### [Goal a]
Collect every line of the listing that contains the string "plot".

### [Text provided]
________________________

March 18, 2012

A Fun DIY Science Goodie: Proof Yourself against Sensationalized Stats

This article was published in Scientific American’s former blog network and reflects the views of the author, not necessarily those of Scientific American

For my book Brain Trust, I interviewed Keith Devlin, NPR’s “Math Guy,” a World Economic Forum fellow, and math professor at Stanford. And being a mathematician, Devlin thinks about things differently than the world at large. For example, in his very good monthly column Devlin’s Angle, he quotes the following problem, originally designed by puzzle master Gary Foshee: “I tell you that I have two children, and that (at least) one of them is a boy born on Tuesday. What probability should you assign to the event that I have two boys?”

Does this sound like a bunch of confounding mumbo jumbo meant to obscure the obvious fact that the other kid has exactly 50/50 chance of being a boy and so if one kid’s definitely a boy, the probability of them both being boys is one in two? Yes, yes it does.

But that’s not the case.

________________________

### [Stored rows]

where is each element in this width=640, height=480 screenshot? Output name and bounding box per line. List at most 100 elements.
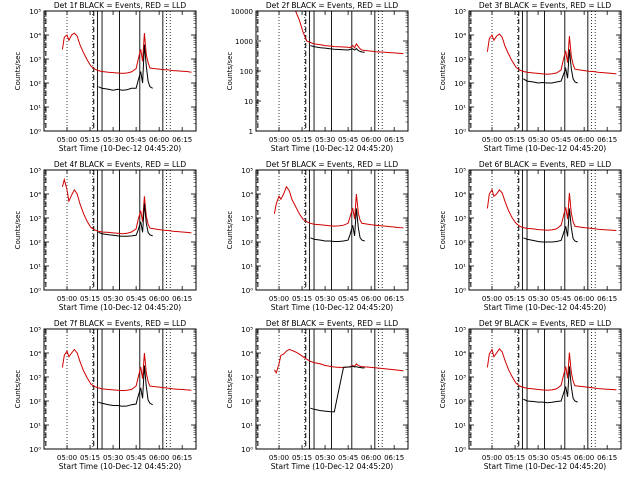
- lld-series-line: [273, 348, 404, 374]
- plot-frame: [43, 328, 197, 450]
- y-tick-label: 10¹: [241, 422, 253, 430]
- y-tick-label: 10⁵: [454, 8, 466, 16]
- x-tick-label: 06:15: [597, 136, 617, 144]
- x-axis-label: Start Time (10-Dec-12 04:45:20): [484, 144, 606, 153]
- y-tick-label: 10³: [241, 374, 253, 382]
- x-tick-label: 05:30: [315, 136, 335, 144]
- plot-frame: [43, 10, 197, 132]
- x-axis-label: Start Time (10-Dec-12 04:45:20): [59, 144, 181, 153]
- x-tick-label: 06:15: [384, 295, 404, 303]
- y-tick-label: 10¹: [29, 263, 41, 271]
- y-tick-label: 10⁰: [29, 446, 41, 454]
- lld-series-line: [274, 11, 404, 55]
- marker-lines: [45, 170, 171, 290]
- x-tick-label: 06:00: [149, 454, 169, 462]
- y-tick-label: 10⁵: [29, 326, 41, 334]
- x-tick-label: 05:00: [482, 454, 502, 462]
- y-tick-label: 100: [240, 68, 253, 76]
- y-tick-label: 10⁰: [454, 287, 466, 295]
- y-tick-label: 10³: [29, 56, 41, 64]
- y-tick-label: 10: [244, 98, 253, 106]
- x-tick-label: 05:15: [505, 454, 525, 462]
- y-tick-label: 10¹: [454, 263, 466, 271]
- lld-series-line: [61, 32, 192, 74]
- y-tick-label: 10⁰: [29, 287, 41, 295]
- chart-title: Det 5f BLACK = Events, RED = LLD: [266, 160, 399, 169]
- x-tick-label: 05:15: [505, 295, 525, 303]
- x-tick-label: 05:30: [315, 295, 335, 303]
- y-tick-label: 10⁵: [454, 326, 466, 334]
- x-tick-label: 05:00: [269, 136, 289, 144]
- x-tick-label: 05:45: [551, 295, 571, 303]
- marker-lines: [470, 11, 596, 131]
- x-tick-label: 05:30: [103, 454, 123, 462]
- y-tick-label: 10⁰: [454, 128, 466, 136]
- events-series-line: [310, 365, 365, 413]
- y-tick-label: 10⁵: [241, 326, 253, 334]
- y-tick-label: 10²: [241, 398, 253, 406]
- marker-lines: [470, 329, 596, 449]
- x-tick-label: 05:30: [103, 295, 123, 303]
- x-tick-label: 06:00: [361, 136, 381, 144]
- chart-panel-3: 05:00 05:15 05:30 05:45 06:00 06:15 10⁰ 10¹ 10² 1…: [439, 1, 622, 153]
- marker-lines: [257, 329, 383, 449]
- y-axis-label: Counts/sec: [439, 211, 447, 250]
- x-axis-label: Start Time (10-Dec-12 04:45:20): [59, 303, 181, 312]
- x-tick-label: 06:15: [172, 295, 192, 303]
- y-tick-label: 10⁴: [29, 191, 41, 199]
- y-tick-label: 10⁴: [241, 191, 253, 199]
- y-axis-label: Counts/sec: [14, 211, 22, 250]
- chart-panel-6: 05:00 05:15 05:30 05:45 06:00 06:15 10⁰ 10¹ 10² 1…: [439, 160, 622, 312]
- y-tick-label: 10¹: [241, 263, 253, 271]
- x-tick-label: 05:00: [269, 454, 289, 462]
- x-tick-label: 05:45: [551, 136, 571, 144]
- chart-panel-1: 05:00 05:15 05:30 05:45 06:00 06:15 10⁰ 10¹ 10² 1…: [14, 1, 197, 153]
- x-tick-label: 05:30: [528, 136, 548, 144]
- x-tick-label: 05:15: [505, 136, 525, 144]
- lld-series-line: [486, 188, 617, 231]
- marker-lines: [257, 11, 383, 131]
- y-tick-label: 10²: [29, 398, 41, 406]
- x-tick-label: 05:15: [80, 136, 100, 144]
- y-axis-label: Counts/sec: [14, 370, 22, 409]
- lld-series-line: [61, 348, 192, 392]
- x-axis-label: Start Time (10-Dec-12 04:45:20): [484, 462, 606, 471]
- marker-lines: [45, 11, 171, 131]
- x-axis-label: Start Time (10-Dec-12 04:45:20): [59, 462, 181, 471]
- y-tick-label: 10¹: [29, 422, 41, 430]
- x-tick-label: 06:00: [149, 295, 169, 303]
- y-tick-label: 10⁴: [241, 350, 253, 358]
- chart-panel-9: 05:00 05:15 05:30 05:45 06:00 06:15 10⁰ 10¹ 10² 1…: [439, 319, 622, 471]
- y-tick-label: 10⁴: [454, 191, 466, 199]
- chart-panel-5: 05:00 05:15 05:30 05:45 06:00 06:15 10⁰ 10¹ 10² 1…: [226, 160, 409, 312]
- marker-lines: [257, 170, 383, 290]
- y-tick-label: 10⁵: [241, 167, 253, 175]
- events-series-line: [98, 203, 153, 237]
- y-tick-label: 10²: [29, 239, 41, 247]
- chart-panel-7: 05:00 05:15 05:30 05:45 06:00 06:15 10⁰ 10¹ 10² 1…: [14, 319, 197, 471]
- x-tick-label: 05:00: [482, 295, 502, 303]
- y-tick-label: 10000: [231, 8, 253, 16]
- x-tick-label: 06:15: [172, 136, 192, 144]
- chart-title: Det 4f BLACK = Events, RED = LLD: [54, 160, 187, 169]
- chart-title: Det 6f BLACK = Events, RED = LLD: [479, 160, 612, 169]
- chart-panel-2: 05:00 05:15 05:30 05:45 06:00 06:15 1 10 100 1000…: [226, 1, 409, 153]
- y-tick-label: 1: [249, 128, 253, 136]
- x-tick-label: 06:15: [172, 454, 192, 462]
- plot-frame: [468, 328, 622, 450]
- y-tick-label: 10⁴: [29, 350, 41, 358]
- x-tick-label: 05:15: [80, 295, 100, 303]
- y-tick-label: 10²: [454, 80, 466, 88]
- x-tick-label: 05:15: [292, 295, 312, 303]
- y-tick-label: 10⁴: [454, 350, 466, 358]
- y-tick-label: 10⁵: [454, 167, 466, 175]
- x-tick-label: 05:45: [126, 136, 146, 144]
- y-tick-label: 10²: [241, 239, 253, 247]
- y-axis-label: Counts/sec: [226, 52, 234, 91]
- lld-series-line: [486, 347, 617, 391]
- y-tick-label: 10⁰: [241, 446, 253, 454]
- x-tick-label: 05:45: [338, 454, 358, 462]
- y-tick-label: 10⁴: [29, 32, 41, 40]
- events-series-line: [523, 49, 578, 84]
- events-series-line: [98, 44, 153, 91]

________________________

### [Goal b]
In the article on sensationalized stats, list the roles given for Keith Devlin in the sentence that begins "For my book Brain Trust".

### [Worked solution a]
- plot-frame: [43, 328, 197, 450]
- plot-frame: [43, 10, 197, 132]
- plot-frame: [468, 328, 622, 450]

### [Worked solution b]
- NPR's "Math Guy"
- A World Economic Forum fellow
- Math professor at Stanford